| Extracted material |
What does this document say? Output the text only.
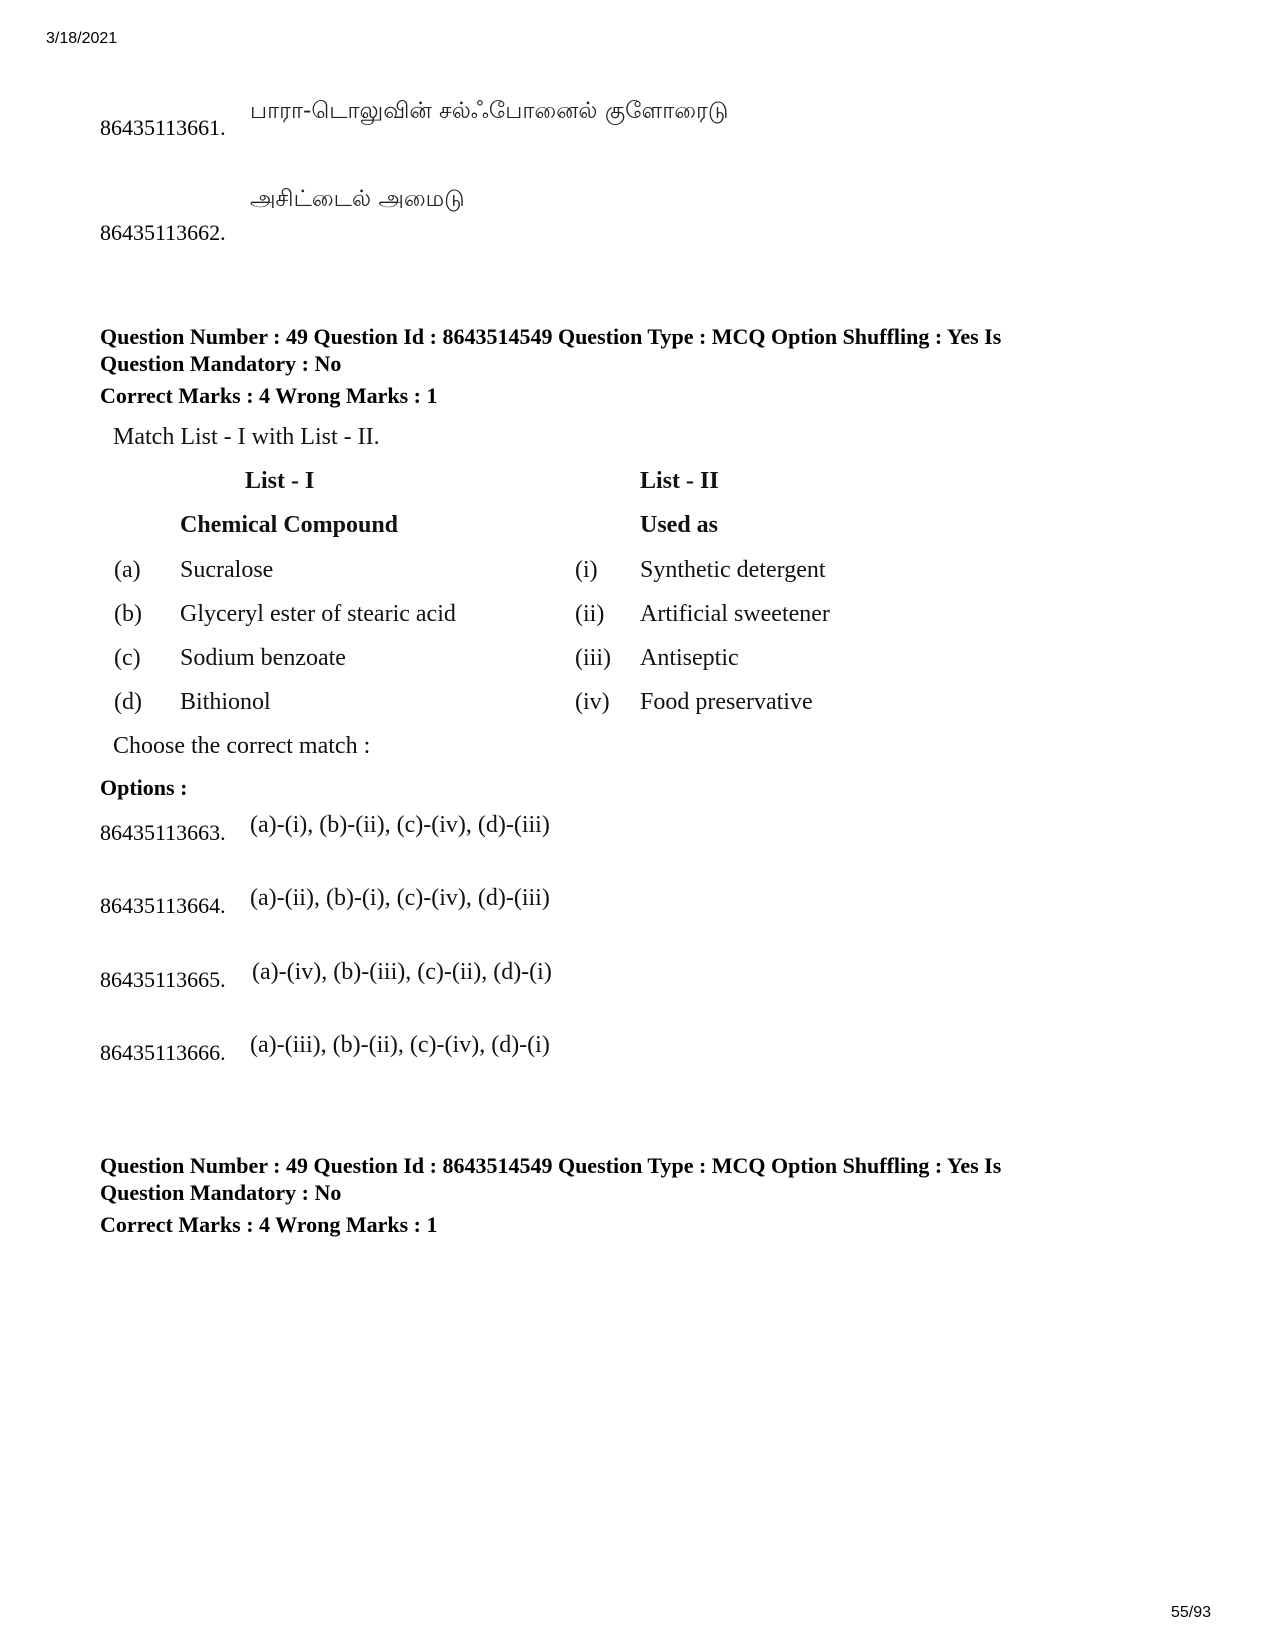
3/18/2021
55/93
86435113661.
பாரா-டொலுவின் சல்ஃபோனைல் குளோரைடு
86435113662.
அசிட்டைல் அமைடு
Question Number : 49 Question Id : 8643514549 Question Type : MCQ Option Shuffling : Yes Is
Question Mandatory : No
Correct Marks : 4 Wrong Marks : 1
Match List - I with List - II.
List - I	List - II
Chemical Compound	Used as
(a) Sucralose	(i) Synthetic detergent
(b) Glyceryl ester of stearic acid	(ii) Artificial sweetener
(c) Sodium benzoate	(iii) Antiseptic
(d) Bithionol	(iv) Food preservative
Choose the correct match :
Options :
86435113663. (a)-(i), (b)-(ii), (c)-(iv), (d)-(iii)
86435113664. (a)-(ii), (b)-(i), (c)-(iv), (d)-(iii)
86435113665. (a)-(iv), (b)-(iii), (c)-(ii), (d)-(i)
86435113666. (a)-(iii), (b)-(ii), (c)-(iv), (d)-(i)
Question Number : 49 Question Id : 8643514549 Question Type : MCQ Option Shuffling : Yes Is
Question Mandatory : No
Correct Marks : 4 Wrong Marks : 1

| Work to be completed |
Can you retype every record above exactly, leaving out the pictures?

| Finished exercise |
What does this document say? Output the text only.
3/18/2021
55/93
86435113661.
பாரா-டொலுவின் சல்ஃபோனைல் குளோரைடு
86435113662.
அசிட்டைல் அமைடு
Question Number : 49 Question Id : 8643514549 Question Type : MCQ Option Shuffling : Yes Is
Question Mandatory : No
Correct Marks : 4 Wrong Marks : 1
Match List - I with List - II.
List - I	List - II
Chemical Compound	Used as
(a) Sucralose	(i) Synthetic detergent
(b) Glyceryl ester of stearic acid	(ii) Artificial sweetener
(c) Sodium benzoate	(iii) Antiseptic
(d) Bithionol	(iv) Food preservative
Choose the correct match :
Options :
86435113663. (a)-(i), (b)-(ii), (c)-(iv), (d)-(iii)
86435113664. (a)-(ii), (b)-(i), (c)-(iv), (d)-(iii)
86435113665. (a)-(iv), (b)-(iii), (c)-(ii), (d)-(i)
86435113666. (a)-(iii), (b)-(ii), (c)-(iv), (d)-(i)
Question Number : 49 Question Id : 8643514549 Question Type : MCQ Option Shuffling : Yes Is
Question Mandatory : No
Correct Marks : 4 Wrong Marks : 1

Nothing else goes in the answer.